+++ Given information
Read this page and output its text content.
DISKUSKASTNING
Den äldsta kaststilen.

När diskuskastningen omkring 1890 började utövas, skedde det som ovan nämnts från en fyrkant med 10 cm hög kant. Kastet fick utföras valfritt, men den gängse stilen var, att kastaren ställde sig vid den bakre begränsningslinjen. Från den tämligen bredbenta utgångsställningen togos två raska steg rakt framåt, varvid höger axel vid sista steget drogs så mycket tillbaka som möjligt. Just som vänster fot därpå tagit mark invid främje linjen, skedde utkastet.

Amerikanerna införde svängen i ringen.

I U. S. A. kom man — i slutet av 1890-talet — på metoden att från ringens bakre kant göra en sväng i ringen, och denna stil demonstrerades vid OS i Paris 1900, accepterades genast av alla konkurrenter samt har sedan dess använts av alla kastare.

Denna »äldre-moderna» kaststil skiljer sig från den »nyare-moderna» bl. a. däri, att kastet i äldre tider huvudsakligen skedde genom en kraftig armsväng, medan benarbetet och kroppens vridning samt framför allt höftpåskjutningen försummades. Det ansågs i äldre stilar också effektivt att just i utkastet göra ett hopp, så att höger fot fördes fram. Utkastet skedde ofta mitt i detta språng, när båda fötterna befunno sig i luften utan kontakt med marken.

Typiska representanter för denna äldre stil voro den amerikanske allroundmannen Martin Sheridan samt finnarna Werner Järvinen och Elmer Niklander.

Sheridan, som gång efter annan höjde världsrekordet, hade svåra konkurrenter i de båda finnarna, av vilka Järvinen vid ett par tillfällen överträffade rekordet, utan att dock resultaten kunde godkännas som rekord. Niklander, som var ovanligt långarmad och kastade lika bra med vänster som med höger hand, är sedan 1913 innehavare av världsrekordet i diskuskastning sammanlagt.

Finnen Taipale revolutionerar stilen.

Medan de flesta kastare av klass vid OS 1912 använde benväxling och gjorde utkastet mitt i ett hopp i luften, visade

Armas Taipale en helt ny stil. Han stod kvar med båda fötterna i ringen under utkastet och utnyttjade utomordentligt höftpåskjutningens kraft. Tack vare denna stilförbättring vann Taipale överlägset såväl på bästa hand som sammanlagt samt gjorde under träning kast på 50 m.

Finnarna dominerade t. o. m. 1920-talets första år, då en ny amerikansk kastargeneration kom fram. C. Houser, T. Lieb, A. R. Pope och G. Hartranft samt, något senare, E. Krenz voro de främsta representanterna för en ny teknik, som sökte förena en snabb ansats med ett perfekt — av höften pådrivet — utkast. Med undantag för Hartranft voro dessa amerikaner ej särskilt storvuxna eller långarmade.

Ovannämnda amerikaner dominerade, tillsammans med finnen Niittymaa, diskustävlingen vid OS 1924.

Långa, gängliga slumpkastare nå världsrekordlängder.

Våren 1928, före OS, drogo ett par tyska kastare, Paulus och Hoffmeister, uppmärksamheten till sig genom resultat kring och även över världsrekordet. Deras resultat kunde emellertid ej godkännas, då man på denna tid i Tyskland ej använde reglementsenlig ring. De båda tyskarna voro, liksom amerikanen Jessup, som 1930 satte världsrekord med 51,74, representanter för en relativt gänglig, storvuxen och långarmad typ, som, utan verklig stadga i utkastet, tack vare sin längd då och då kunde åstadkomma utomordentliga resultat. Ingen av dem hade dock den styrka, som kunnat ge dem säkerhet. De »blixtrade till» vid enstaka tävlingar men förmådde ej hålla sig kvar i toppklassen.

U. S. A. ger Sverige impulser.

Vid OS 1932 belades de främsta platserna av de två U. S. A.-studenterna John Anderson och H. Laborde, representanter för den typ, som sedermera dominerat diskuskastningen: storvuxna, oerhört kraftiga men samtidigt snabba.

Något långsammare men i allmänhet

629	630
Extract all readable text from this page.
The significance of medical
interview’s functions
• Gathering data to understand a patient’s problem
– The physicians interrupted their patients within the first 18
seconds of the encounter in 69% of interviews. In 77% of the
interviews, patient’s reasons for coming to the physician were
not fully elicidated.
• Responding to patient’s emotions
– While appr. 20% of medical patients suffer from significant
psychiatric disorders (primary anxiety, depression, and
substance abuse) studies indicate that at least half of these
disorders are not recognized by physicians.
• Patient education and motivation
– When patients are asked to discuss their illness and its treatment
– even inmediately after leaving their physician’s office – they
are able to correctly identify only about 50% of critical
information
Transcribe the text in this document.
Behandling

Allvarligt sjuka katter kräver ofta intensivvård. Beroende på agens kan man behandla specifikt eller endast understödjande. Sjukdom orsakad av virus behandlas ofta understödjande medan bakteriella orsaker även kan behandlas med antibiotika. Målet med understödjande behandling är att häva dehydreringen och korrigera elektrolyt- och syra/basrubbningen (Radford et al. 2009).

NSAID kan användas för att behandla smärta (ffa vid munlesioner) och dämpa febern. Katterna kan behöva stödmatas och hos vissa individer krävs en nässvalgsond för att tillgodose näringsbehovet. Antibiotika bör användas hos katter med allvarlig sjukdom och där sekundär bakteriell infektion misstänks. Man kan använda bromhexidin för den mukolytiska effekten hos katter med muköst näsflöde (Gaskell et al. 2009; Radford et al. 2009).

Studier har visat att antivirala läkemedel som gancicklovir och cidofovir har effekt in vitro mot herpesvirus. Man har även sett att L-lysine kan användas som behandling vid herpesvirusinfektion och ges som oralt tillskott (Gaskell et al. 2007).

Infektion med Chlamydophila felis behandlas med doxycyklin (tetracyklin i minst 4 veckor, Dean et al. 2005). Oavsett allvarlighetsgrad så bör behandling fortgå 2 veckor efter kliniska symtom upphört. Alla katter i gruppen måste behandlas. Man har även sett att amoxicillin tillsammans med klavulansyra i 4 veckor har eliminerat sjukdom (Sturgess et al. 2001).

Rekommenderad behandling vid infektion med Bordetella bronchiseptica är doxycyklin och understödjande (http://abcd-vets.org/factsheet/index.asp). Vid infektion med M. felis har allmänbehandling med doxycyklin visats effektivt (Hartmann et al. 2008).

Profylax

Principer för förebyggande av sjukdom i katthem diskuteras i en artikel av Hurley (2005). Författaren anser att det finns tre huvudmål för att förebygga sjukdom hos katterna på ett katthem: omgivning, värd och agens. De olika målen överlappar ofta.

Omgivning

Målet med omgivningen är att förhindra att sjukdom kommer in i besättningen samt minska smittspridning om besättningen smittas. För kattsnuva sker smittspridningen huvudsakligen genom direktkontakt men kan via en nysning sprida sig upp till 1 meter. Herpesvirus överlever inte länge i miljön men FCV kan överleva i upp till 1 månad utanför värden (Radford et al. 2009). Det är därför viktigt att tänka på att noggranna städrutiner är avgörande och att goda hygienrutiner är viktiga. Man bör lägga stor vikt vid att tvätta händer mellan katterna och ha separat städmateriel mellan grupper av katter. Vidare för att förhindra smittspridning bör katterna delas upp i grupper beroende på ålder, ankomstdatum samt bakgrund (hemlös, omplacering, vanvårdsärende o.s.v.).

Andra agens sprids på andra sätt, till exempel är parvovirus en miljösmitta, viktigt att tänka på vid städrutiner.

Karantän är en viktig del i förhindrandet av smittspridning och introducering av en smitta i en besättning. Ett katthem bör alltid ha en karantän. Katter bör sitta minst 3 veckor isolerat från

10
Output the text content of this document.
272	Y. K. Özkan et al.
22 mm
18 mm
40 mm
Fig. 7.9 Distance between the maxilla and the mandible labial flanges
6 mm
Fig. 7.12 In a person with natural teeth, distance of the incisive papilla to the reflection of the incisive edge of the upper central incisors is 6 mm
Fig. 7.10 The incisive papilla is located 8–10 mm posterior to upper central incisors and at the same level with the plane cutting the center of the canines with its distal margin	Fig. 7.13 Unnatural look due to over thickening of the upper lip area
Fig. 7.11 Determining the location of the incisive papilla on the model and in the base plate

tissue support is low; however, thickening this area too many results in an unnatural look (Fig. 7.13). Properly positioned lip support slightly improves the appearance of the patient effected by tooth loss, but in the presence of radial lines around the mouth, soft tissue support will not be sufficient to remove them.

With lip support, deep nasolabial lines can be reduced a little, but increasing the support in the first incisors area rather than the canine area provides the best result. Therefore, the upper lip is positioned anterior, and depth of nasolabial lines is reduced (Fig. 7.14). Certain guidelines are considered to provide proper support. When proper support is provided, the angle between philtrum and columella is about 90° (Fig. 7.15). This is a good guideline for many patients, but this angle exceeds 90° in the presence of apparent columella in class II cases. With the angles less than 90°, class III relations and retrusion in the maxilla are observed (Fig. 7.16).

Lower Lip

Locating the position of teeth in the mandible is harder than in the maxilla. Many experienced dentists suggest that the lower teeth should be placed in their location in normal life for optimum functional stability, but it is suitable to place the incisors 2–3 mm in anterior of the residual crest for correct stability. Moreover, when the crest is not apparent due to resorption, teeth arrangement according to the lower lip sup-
++++++
_Exercise prompt_:
Note which lines carry the word "Taipale" in the material, then copy each of them.

_Output for this exercise_:
Finnen Taipale revolutionerar stilen.
Armas Taipale en helt ny stil. Han stod kvar med båda fötterna i ringen under utkastet och utnyttjade utomordentligt höftpåskjutningens kraft. Tack vare denna stilförbättring vann Taipale överlägset såväl på bästa hand som sammanlagt samt gjorde under träning kast på 50 m.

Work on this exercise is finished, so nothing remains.